##### Records provided
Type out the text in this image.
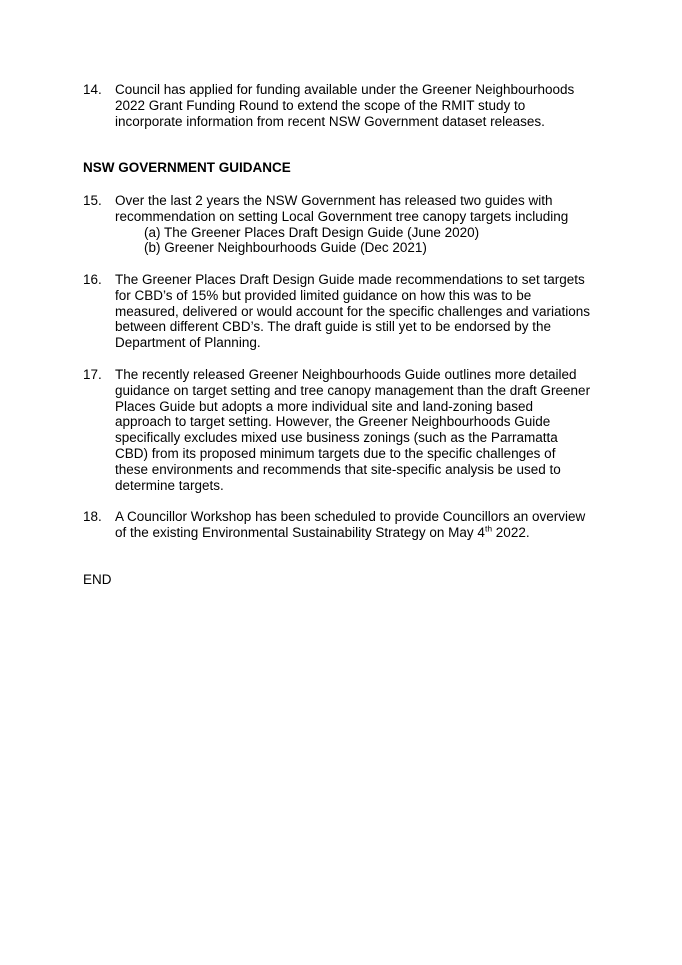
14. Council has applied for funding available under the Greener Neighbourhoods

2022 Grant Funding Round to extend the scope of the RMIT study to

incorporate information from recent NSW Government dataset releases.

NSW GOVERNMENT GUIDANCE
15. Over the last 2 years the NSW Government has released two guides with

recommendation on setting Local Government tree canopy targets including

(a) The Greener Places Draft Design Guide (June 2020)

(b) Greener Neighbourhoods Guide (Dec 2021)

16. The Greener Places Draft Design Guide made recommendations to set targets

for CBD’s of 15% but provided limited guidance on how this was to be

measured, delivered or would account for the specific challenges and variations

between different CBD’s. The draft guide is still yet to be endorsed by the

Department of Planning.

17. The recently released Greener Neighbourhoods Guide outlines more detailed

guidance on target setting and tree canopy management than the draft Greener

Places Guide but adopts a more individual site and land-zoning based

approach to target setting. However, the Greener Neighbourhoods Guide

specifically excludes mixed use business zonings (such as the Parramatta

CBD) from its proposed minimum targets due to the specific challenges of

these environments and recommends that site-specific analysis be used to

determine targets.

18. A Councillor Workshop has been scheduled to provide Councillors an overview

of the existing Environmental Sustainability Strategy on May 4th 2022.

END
##########
##### Records provided
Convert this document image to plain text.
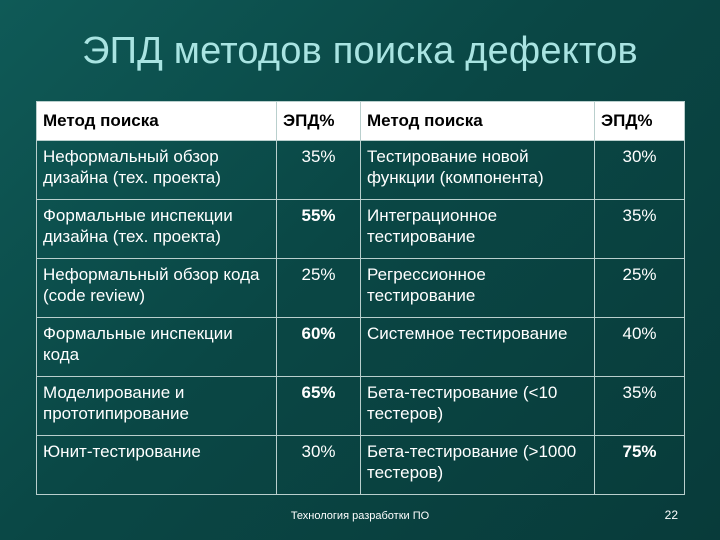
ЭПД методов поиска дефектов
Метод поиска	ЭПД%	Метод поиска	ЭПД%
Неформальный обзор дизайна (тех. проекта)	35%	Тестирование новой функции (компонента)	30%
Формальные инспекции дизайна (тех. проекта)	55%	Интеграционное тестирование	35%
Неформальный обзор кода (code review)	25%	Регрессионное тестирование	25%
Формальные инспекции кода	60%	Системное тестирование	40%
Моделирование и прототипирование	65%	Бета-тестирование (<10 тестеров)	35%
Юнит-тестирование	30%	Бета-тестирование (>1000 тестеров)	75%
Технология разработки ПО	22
##########
Using the material above, gather every line that includes "Формальные".

### Answer
Формальные инспекции дизайна (тех. проекта)	55%	Интеграционное тестирование	35%
Формальные инспекции кода	60%	Системное тестирование	40%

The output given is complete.